■ **Extracted records**
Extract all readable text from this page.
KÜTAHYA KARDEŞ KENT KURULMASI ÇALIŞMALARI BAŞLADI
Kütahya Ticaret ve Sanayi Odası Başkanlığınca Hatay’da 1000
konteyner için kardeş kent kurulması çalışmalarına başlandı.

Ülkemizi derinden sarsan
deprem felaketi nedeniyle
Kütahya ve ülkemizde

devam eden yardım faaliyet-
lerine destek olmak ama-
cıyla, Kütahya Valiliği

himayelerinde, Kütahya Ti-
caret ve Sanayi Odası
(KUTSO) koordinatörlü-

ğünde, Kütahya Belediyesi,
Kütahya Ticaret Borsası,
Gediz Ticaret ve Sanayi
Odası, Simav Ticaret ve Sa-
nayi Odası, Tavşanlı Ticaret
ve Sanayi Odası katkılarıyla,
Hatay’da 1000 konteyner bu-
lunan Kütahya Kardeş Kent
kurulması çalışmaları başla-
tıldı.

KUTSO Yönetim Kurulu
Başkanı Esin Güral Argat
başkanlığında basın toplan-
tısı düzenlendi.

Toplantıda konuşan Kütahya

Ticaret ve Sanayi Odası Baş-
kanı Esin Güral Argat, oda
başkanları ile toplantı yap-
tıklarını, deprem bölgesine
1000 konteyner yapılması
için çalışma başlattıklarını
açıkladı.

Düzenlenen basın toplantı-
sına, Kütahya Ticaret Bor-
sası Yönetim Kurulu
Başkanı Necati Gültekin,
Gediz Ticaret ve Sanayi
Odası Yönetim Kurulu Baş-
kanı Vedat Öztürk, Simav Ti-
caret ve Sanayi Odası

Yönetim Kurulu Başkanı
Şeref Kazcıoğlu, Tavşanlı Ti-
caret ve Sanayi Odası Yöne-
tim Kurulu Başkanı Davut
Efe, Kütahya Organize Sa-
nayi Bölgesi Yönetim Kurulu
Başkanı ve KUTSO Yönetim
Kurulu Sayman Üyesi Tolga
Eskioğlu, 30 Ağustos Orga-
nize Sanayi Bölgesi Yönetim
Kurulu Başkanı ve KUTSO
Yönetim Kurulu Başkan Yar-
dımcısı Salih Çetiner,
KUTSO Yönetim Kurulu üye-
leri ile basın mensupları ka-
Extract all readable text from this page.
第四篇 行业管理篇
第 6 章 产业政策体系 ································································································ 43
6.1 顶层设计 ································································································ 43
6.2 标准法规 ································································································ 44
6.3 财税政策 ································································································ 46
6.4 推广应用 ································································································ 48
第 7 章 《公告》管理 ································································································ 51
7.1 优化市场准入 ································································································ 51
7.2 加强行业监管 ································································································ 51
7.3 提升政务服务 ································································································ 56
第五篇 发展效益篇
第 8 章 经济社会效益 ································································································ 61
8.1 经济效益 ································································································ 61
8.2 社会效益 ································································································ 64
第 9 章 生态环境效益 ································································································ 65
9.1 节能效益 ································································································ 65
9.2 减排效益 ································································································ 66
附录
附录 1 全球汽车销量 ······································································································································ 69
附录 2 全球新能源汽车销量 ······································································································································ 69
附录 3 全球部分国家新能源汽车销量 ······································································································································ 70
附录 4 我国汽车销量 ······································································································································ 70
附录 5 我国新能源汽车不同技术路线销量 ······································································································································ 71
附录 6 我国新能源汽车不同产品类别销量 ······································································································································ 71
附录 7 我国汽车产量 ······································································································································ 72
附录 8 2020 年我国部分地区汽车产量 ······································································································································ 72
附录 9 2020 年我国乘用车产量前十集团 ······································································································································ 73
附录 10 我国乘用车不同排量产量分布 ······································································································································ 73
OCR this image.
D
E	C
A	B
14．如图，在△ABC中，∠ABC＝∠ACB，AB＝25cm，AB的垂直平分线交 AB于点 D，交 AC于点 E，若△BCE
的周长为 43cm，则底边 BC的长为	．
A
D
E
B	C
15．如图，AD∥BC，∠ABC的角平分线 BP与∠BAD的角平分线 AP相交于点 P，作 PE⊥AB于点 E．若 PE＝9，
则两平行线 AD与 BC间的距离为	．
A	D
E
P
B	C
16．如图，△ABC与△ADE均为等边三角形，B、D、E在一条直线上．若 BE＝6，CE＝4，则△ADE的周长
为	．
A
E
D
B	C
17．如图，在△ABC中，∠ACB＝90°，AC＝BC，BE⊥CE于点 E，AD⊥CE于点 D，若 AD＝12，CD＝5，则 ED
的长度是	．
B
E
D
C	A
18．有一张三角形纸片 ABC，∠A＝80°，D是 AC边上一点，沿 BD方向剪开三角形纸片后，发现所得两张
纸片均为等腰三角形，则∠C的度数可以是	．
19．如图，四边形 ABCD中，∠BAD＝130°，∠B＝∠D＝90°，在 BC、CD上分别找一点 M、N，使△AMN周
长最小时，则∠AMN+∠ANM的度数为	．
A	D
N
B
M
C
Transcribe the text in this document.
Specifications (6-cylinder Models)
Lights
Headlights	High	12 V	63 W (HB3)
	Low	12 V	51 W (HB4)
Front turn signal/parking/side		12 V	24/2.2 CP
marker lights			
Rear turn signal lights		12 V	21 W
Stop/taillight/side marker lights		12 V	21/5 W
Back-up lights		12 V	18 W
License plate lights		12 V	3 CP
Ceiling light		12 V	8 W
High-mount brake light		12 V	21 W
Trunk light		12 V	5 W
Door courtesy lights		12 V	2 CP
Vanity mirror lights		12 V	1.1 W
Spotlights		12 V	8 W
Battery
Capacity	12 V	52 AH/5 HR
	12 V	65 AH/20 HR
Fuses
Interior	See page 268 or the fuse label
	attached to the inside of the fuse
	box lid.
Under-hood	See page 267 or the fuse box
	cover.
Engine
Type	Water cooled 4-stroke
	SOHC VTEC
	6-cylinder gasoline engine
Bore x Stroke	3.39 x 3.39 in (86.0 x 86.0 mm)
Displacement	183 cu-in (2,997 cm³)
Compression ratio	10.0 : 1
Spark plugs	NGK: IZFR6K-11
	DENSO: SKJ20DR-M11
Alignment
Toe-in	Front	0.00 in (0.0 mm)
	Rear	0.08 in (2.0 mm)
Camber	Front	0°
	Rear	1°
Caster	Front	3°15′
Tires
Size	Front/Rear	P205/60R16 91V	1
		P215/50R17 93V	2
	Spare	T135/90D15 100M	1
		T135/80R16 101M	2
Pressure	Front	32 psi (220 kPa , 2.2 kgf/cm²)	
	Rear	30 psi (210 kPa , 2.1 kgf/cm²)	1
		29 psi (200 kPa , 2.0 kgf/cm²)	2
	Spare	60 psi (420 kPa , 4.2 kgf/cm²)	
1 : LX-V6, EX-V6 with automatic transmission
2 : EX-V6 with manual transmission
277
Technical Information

■ **Directions for this task**
In the listing above, find each line with the word "Başkanı" and copy it.

■ **Result of the task**
Başkanı Esin Güral Argat
Başkanı Necati Gültekin,
Yönetim Kurulu Başkanı
tim Kurulu Başkanı Davut
Başkanı ve KUTSO Yönetim
Kurulu Başkanı ve KUTSO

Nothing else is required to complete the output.